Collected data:
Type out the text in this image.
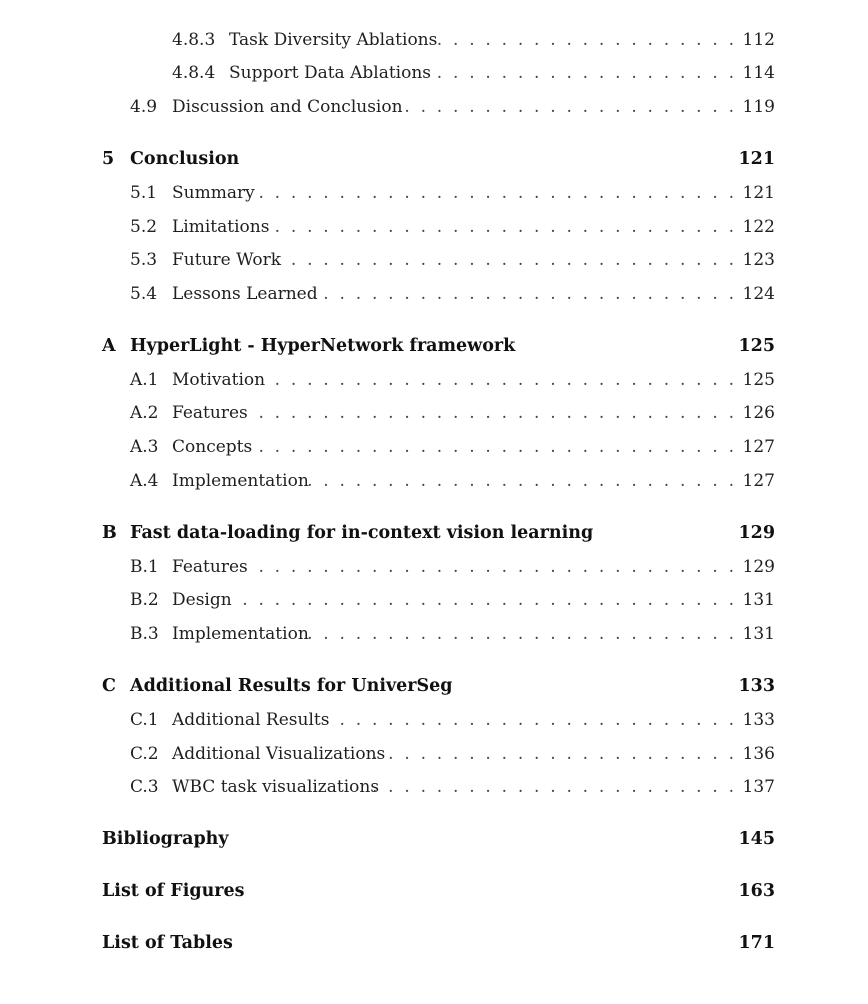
4.8.3 Task Diversity Ablations . .	112
4.8.4 Support Data Ablations . .	114
4.9 Discussion and Conclusion . .	119
5 Conclusion	121
5.1 Summary . .	121
5.2 Limitations . .	122
5.3 Future Work . .	123
5.4 Lessons Learned . .	124
A HyperLight - HyperNetwork framework	125
A.1 Motivation . .	125
A.2 Features . .	126
A.3 Concepts . .	127
A.4 Implementation . .	127
B Fast data-loading for in-context vision learning	129
B.1 Features . .	129
B.2 Design . .	131
B.3 Implementation . .	131
C Additional Results for UniverSeg	133
C.1 Additional Results . .	133
C.2 Additional Visualizations . .	136
C.3 WBC task visualizations . .	137
Bibliography	145
List of Figures	163
List of Tables	171
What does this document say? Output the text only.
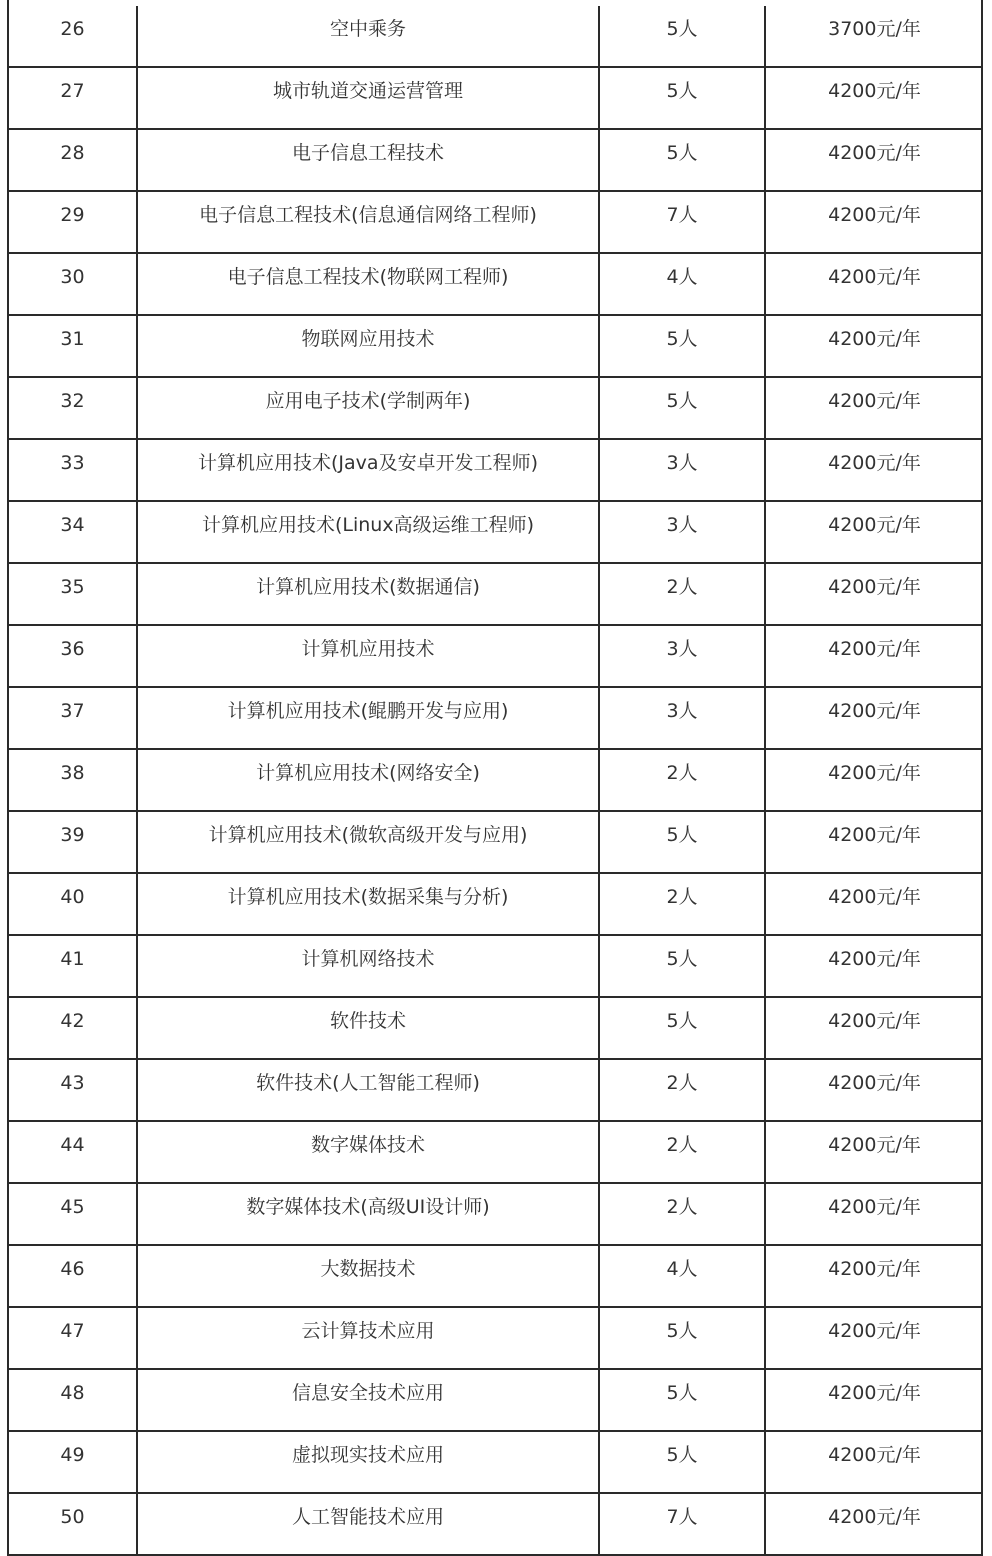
26	空中乘务	5人	3700元/年
27	城市轨道交通运营管理	5人	4200元/年
28	电子信息工程技术	5人	4200元/年
29	电子信息工程技术(信息通信网络工程师)	7人	4200元/年
30	电子信息工程技术(物联网工程师)	4人	4200元/年
31	物联网应用技术	5人	4200元/年
32	应用电子技术(学制两年)	5人	4200元/年
33	计算机应用技术(Java及安卓开发工程师)	3人	4200元/年
34	计算机应用技术(Linux高级运维工程师)	3人	4200元/年
35	计算机应用技术(数据通信)	2人	4200元/年
36	计算机应用技术	3人	4200元/年
37	计算机应用技术(鲲鹏开发与应用)	3人	4200元/年
38	计算机应用技术(网络安全)	2人	4200元/年
39	计算机应用技术(微软高级开发与应用)	5人	4200元/年
40	计算机应用技术(数据采集与分析)	2人	4200元/年
41	计算机网络技术	5人	4200元/年
42	软件技术	5人	4200元/年
43	软件技术(人工智能工程师)	2人	4200元/年
44	数字媒体技术	2人	4200元/年
45	数字媒体技术(高级UI设计师)	2人	4200元/年
46	大数据技术	4人	4200元/年
47	云计算技术应用	5人	4200元/年
48	信息安全技术应用	5人	4200元/年
49	虚拟现实技术应用	5人	4200元/年
50	人工智能技术应用	7人	4200元/年
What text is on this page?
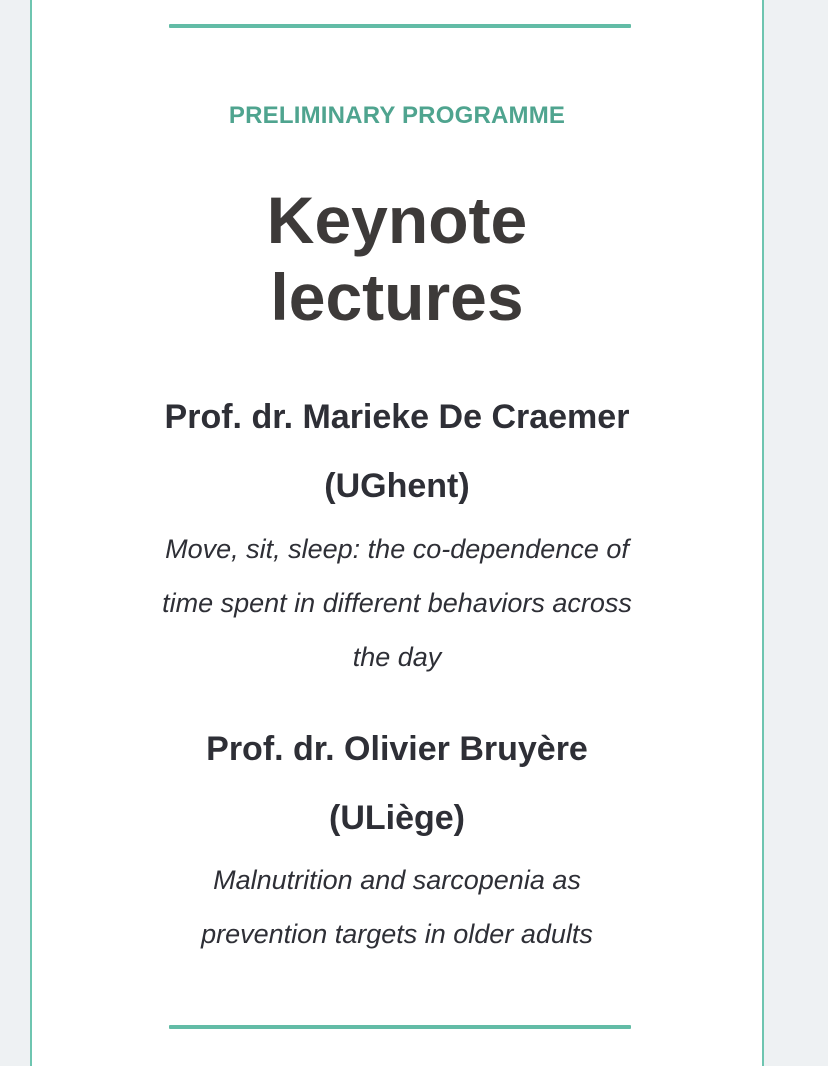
PRELIMINARY PROGRAMME
Keynote
lectures
Prof. dr. Marieke De Craemer
(UGhent)
Move, sit, sleep: the co-dependence of
time spent in different behaviors across
the day
Prof. dr. Olivier Bruyère
(ULiège)
Malnutrition and sarcopenia as
prevention targets in older adults
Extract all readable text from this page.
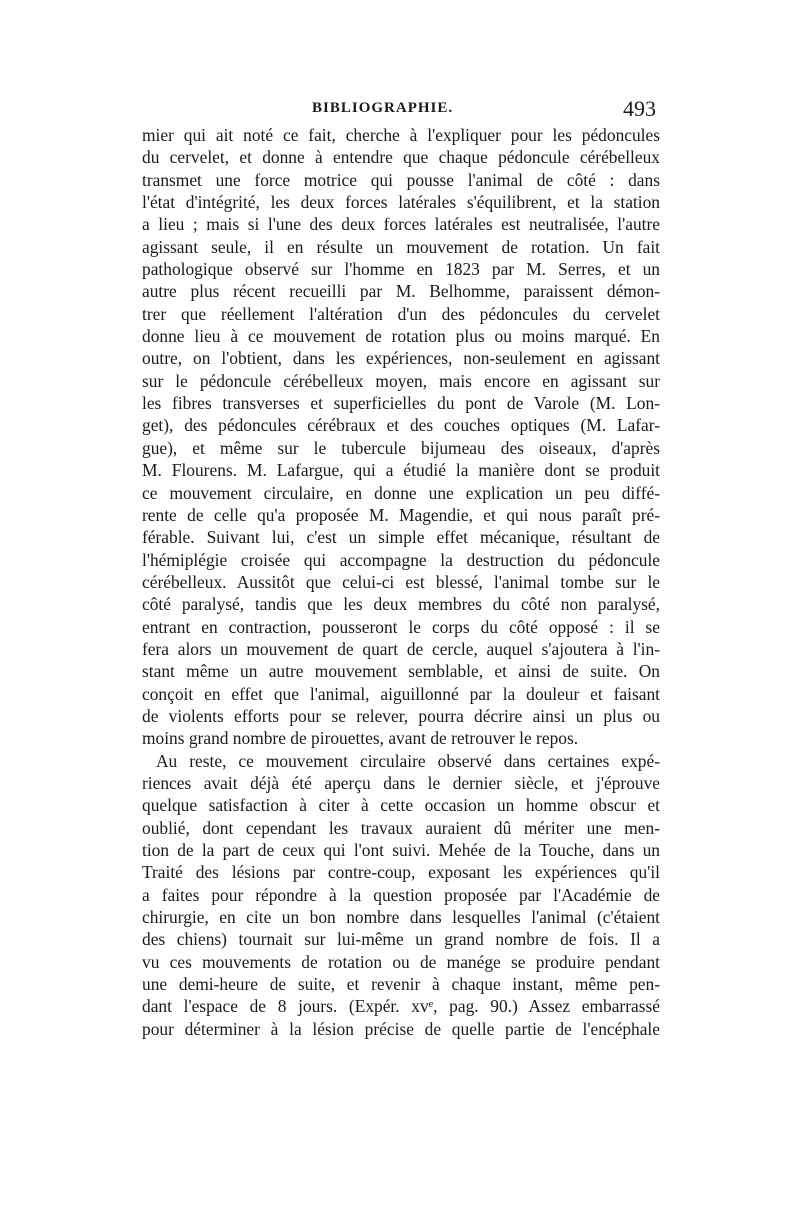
BIBLIOGRAPHIE.	493
mier qui ait noté ce fait, cherche à l'expliquer pour les pédoncules
du cervelet, et donne à entendre que chaque pédoncule cérébelleux
transmet une force motrice qui pousse l'animal de côté : dans
l'état d'intégrité, les deux forces latérales s'équilibrent, et la station
a lieu ; mais si l'une des deux forces latérales est neutralisée, l'autre
agissant seule, il en résulte un mouvement de rotation. Un fait
pathologique observé sur l'homme en 1823 par M. Serres, et un
autre plus récent recueilli par M. Belhomme, paraissent démon-
trer que réellement l'altération d'un des pédoncules du cervelet
donne lieu à ce mouvement de rotation plus ou moins marqué. En
outre, on l'obtient, dans les expériences, non-seulement en agissant
sur le pédoncule cérébelleux moyen, mais encore en agissant sur
les fibres transverses et superficielles du pont de Varole (M. Lon-
get), des pédoncules cérébraux et des couches optiques (M. Lafar-
gue), et même sur le tubercule bijumeau des oiseaux, d'après
M. Flourens. M. Lafargue, qui a étudié la manière dont se produit
ce mouvement circulaire, en donne une explication un peu diffé-
rente de celle qu'a proposée M. Magendie, et qui nous paraît pré-
férable. Suivant lui, c'est un simple effet mécanique, résultant de
l'hémiplégie croisée qui accompagne la destruction du pédoncule
cérébelleux. Aussitôt que celui-ci est blessé, l'animal tombe sur le
côté paralysé, tandis que les deux membres du côté non paralysé,
entrant en contraction, pousseront le corps du côté opposé : il se
fera alors un mouvement de quart de cercle, auquel s'ajoutera à l'in-
stant même un autre mouvement semblable, et ainsi de suite. On
conçoit en effet que l'animal, aiguillonné par la douleur et faisant
de violents efforts pour se relever, pourra décrire ainsi un plus ou
moins grand nombre de pirouettes, avant de retrouver le repos.
Au reste, ce mouvement circulaire observé dans certaines expé-
riences avait déjà été aperçu dans le dernier siècle, et j'éprouve
quelque satisfaction à citer à cette occasion un homme obscur et
oublié, dont cependant les travaux auraient dû mériter une men-
tion de la part de ceux qui l'ont suivi. Mehée de la Touche, dans un
Traité des lésions par contre-coup, exposant les expériences qu'il
a faites pour répondre à la question proposée par l'Académie de
chirurgie, en cite un bon nombre dans lesquelles l'animal (c'étaient
des chiens) tournait sur lui-même un grand nombre de fois. Il a
vu ces mouvements de rotation ou de manége se produire pendant
une demi-heure de suite, et revenir à chaque instant, même pen-
dant l'espace de 8 jours. (Expér. xvᵉ, pag. 90.) Assez embarrassé
pour déterminer à la lésion précise de quelle partie de l'encéphale
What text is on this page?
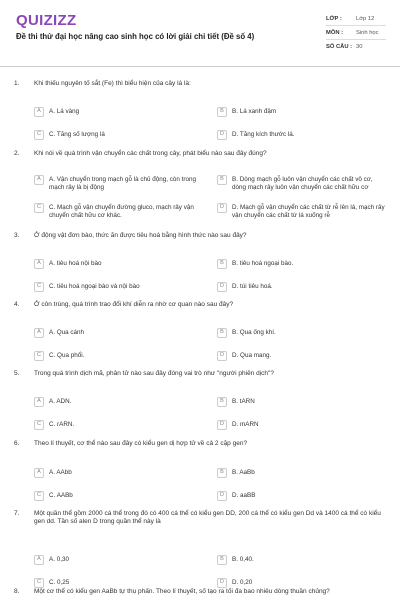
QUIZIZZ
Đề thi thử đại học nâng cao sinh học có lời giải chi tiết (Đề số 4)
LỚP :	Lớp 12
MÔN :	Sinh học
SỐ CÂU : 30
1.	Khi thiếu nguyên tố sắt (Fe) thì biểu hiện của cây lá là:
A	A. Lá vàng	B	B. Lá xanh đậm
C	C. Tăng số lượng lá	D	D. Tăng kích thước lá.
2.	Khi nói về quá trình vận chuyển các chất trong cây, phát biểu nào sau đây đúng?
A	A. Vận chuyển trong mạch gỗ là chủ động, còn trong mạch rây là bị động
B	B. Dòng mạch gỗ luôn vận chuyển các chất vô cơ, dòng mạch rây luôn vận chuyển các chất hữu cơ
C	C. Mạch gỗ vận chuyển đường gluco, mạch rây vận chuyển chất hữu cơ khác.
D	D. Mạch gỗ vận chuyển các chất từ rễ lên lá, mạch rây vận chuyển các chất từ lá xuống rễ
3.	Ở động vật đơn bào, thức ăn được tiêu hoá bằng hình thức nào sau đây?
A	A. tiêu hoá nội bào	B	B. tiêu hoá ngoại bào.
C	C. tiêu hoá ngoại bào và nội bào	D	D. túi tiêu hoá.
4.	Ở côn trùng, quá trình trao đổi khí diễn ra nhờ cơ quan nào sau đây?
A	A. Qua cánh	B	B. Qua ống khí.
C	C. Qua phổi.	D	D. Qua mang.
5.	Trong quá trình dịch mã, phân tử nào sau đây đóng vai trò như "người phiên dịch"?
A	A. ADN.	B	B. tARN
C	C. rARN.	D	D. mARN
6.	Theo lí thuyết, cơ thể nào sau đây có kiểu gen dị hợp tử về cả 2 cặp gen?
A	A. AAbb	B	B. AaBb
C	C. AABb	D	D. aaBB
7.	Một quần thể gồm 2000 cá thể trong đó có 400 cá thể có kiểu gen DD, 200 cá thể có kiểu gen Dd và 1400 cá thể có kiểu gen dd. Tần số alen D trong quần thể này là
A	A. 0,30	B	B. 0,40.
C	C. 0,25	D	D. 0,20
8.	Một cơ thể có kiểu gen AaBb tự thụ phấn. Theo lí thuyết, số tạo ra tối đa bao nhiêu dòng thuần chủng?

Work to be completed
In the material above, find each line that contains the word "计算机应用技术", and select it.

Correct answer
33	计算机应用技术(Java及安卓开发工程师)	3人	4200元/年
34	计算机应用技术(Linux高级运维工程师)	3人	4200元/年
35	计算机应用技术(数据通信)	2人	4200元/年
36	计算机应用技术	3人	4200元/年
37	计算机应用技术(鲲鹏开发与应用)	3人	4200元/年
38	计算机应用技术(网络安全)	2人	4200元/年
39	计算机应用技术(微软高级开发与应用)	5人	4200元/年
40	计算机应用技术(数据采集与分析)	2人	4200元/年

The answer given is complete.